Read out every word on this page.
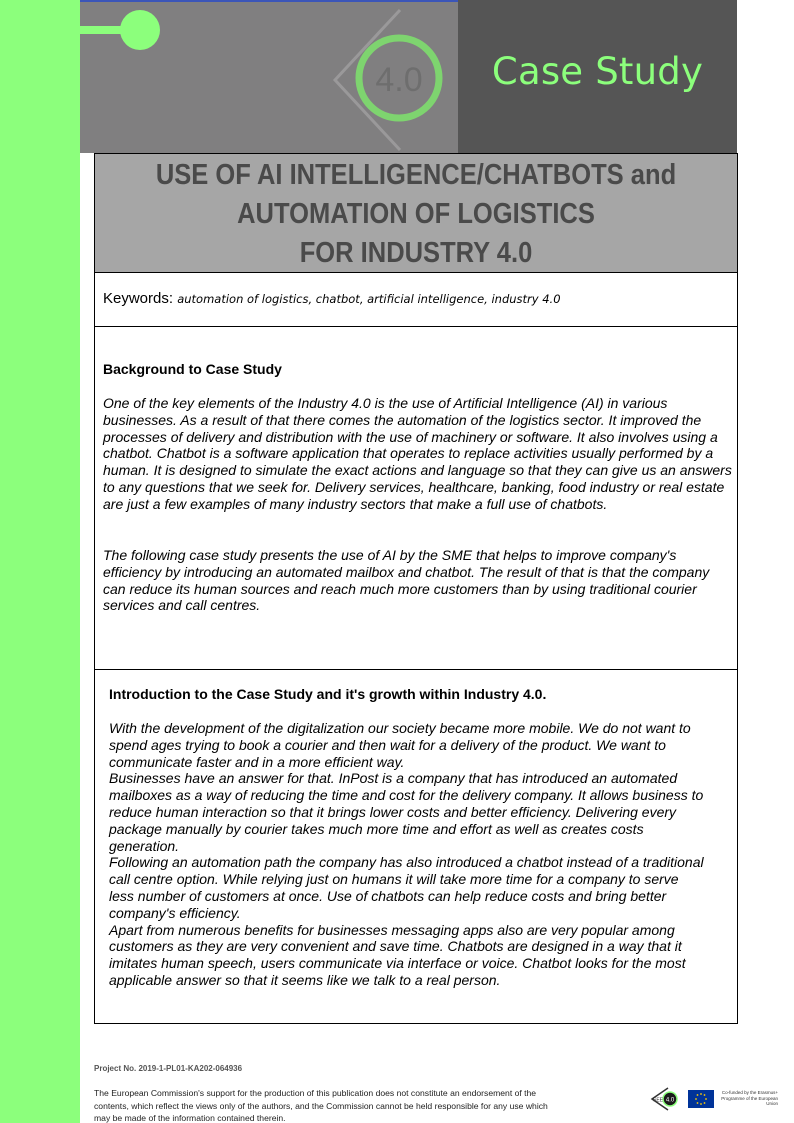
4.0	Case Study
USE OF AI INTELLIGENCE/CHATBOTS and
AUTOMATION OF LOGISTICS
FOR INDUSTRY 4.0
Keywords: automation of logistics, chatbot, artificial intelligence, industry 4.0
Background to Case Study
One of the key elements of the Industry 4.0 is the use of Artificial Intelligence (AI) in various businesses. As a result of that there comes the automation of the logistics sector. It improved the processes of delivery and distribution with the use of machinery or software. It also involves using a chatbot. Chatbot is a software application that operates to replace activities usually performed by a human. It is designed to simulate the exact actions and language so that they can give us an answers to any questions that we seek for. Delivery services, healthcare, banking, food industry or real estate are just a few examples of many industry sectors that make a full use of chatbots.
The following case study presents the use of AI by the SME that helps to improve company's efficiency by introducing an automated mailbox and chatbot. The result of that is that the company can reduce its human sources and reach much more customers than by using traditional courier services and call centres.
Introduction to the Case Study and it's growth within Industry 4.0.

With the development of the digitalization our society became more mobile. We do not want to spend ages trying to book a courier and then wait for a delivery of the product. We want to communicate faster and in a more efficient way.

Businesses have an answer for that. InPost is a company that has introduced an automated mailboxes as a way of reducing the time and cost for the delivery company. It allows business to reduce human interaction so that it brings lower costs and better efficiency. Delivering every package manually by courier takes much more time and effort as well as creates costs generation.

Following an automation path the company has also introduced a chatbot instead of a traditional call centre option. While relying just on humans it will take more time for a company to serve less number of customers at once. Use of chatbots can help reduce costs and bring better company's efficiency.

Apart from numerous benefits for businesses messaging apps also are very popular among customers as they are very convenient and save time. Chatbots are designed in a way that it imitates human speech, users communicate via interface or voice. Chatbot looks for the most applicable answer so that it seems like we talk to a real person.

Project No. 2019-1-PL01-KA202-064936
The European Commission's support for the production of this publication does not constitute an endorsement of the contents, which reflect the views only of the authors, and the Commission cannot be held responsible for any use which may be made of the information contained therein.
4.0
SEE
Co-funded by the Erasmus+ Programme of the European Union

--

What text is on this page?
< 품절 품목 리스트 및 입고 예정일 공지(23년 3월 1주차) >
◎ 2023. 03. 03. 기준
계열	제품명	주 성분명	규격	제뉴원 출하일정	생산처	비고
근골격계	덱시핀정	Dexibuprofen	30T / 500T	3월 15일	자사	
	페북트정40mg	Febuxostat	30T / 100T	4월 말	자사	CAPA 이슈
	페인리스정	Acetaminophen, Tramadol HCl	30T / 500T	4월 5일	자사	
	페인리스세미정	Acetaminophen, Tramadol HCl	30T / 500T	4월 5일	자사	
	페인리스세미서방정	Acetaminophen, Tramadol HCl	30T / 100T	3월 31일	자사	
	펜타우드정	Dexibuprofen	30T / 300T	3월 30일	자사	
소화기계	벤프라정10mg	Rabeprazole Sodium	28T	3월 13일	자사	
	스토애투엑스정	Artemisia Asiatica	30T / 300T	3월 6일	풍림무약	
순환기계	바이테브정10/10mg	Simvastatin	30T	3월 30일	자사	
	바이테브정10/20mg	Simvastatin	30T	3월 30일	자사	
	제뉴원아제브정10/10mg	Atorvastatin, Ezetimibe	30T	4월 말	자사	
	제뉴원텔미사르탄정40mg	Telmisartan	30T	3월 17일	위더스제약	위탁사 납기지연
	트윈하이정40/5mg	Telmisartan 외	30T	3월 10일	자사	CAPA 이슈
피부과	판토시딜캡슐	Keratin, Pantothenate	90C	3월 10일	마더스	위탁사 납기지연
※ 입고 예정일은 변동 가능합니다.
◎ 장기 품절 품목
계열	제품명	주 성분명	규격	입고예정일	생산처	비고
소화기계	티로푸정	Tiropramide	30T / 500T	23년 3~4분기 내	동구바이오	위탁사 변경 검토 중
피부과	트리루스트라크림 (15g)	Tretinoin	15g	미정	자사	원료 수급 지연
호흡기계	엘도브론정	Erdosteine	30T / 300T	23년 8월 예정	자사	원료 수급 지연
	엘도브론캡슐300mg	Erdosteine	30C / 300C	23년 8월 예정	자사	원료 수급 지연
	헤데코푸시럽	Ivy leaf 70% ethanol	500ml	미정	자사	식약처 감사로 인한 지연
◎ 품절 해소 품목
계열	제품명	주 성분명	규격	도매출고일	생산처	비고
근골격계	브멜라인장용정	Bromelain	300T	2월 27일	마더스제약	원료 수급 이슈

Your goal
Check each line of the entries above for the word "Acetaminophen". List the ones that have it.

Reply to the task
	페인리스정	Acetaminophen, Tramadol HCl	30T / 500T	4월 5일	자사	
	페인리스세미정	Acetaminophen, Tramadol HCl	30T / 500T	4월 5일	자사	
	페인리스세미서방정	Acetaminophen, Tramadol HCl	30T / 100T	3월 31일	자사	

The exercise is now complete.